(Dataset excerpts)

***

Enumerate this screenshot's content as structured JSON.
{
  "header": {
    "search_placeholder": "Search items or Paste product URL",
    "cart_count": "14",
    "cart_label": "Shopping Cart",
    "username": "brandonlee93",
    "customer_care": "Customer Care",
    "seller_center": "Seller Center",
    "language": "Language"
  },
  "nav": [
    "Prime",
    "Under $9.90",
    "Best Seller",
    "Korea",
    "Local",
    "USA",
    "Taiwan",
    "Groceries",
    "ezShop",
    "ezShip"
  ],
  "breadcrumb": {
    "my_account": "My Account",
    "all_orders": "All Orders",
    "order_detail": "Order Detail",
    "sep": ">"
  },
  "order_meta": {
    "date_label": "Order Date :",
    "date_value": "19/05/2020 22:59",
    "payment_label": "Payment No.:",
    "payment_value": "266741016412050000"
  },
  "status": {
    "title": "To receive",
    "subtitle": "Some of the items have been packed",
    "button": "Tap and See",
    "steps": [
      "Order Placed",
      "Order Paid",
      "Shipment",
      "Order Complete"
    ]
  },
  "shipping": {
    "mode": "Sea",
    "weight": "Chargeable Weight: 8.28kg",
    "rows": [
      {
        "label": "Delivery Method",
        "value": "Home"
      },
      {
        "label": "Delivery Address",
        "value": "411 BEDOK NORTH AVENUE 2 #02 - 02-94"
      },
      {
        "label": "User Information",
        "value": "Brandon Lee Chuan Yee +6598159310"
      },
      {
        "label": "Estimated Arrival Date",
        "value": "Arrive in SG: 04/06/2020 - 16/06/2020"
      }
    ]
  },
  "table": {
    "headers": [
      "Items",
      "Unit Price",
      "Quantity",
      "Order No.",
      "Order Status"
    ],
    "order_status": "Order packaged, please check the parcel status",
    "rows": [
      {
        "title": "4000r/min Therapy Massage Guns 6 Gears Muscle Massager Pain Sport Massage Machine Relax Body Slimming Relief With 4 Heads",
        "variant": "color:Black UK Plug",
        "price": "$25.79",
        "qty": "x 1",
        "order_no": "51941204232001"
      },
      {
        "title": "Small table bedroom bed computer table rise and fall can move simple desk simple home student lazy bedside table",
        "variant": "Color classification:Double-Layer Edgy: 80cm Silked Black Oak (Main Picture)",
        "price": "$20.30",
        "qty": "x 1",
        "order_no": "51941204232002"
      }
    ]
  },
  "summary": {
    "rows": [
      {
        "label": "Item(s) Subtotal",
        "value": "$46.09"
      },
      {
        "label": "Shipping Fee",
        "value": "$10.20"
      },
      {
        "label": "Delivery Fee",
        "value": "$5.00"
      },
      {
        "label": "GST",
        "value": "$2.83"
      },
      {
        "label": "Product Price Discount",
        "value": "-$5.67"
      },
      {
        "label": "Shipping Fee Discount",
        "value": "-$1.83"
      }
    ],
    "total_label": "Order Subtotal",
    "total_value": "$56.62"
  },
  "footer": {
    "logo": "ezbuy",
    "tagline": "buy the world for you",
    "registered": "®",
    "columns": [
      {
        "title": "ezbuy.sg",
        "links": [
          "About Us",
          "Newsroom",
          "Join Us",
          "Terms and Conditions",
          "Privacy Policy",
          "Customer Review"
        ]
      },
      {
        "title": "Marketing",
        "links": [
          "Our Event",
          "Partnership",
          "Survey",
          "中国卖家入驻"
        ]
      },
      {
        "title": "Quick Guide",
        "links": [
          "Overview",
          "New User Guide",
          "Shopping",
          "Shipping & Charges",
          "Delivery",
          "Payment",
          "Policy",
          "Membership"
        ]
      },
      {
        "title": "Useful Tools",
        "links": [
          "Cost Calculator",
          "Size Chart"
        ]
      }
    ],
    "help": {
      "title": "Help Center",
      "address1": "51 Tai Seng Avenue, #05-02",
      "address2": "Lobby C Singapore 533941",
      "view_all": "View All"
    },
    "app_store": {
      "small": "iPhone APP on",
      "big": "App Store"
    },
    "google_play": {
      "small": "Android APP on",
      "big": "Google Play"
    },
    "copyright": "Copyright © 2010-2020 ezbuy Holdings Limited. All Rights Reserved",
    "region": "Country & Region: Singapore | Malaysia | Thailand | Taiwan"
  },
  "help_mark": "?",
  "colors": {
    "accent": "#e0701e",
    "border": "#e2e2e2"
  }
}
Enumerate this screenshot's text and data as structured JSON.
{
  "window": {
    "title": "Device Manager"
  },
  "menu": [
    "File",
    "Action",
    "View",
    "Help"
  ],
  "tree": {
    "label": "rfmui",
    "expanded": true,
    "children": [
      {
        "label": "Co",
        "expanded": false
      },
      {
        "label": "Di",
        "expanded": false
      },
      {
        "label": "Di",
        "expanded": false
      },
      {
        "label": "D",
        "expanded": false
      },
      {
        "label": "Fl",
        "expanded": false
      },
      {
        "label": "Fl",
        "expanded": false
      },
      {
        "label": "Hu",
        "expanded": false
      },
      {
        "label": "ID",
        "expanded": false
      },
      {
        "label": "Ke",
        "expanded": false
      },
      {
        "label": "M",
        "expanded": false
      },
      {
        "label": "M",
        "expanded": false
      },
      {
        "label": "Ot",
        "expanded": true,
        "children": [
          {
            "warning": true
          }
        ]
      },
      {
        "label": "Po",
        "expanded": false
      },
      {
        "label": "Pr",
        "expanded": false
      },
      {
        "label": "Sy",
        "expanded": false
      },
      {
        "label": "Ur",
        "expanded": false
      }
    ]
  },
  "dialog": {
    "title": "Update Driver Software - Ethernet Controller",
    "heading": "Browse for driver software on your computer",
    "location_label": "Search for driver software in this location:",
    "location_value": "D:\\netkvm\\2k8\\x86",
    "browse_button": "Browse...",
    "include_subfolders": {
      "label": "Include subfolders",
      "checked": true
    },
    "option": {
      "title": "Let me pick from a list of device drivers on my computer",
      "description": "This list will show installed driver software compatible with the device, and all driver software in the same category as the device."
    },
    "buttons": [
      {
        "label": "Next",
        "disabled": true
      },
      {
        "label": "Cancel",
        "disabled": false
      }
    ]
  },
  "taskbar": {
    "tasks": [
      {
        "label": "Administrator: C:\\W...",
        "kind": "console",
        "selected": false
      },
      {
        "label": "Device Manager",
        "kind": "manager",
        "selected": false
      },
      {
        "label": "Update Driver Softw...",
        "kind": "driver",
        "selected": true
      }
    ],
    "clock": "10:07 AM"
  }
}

***

## WHAT TO PRODUCE
Identify every line holding the word "Taiwan" and copy it out.

## WRITTEN RESPONSE
    "Taiwan",
    "region": "Country & Region: Singapore | Malaysia | Thailand | Taiwan"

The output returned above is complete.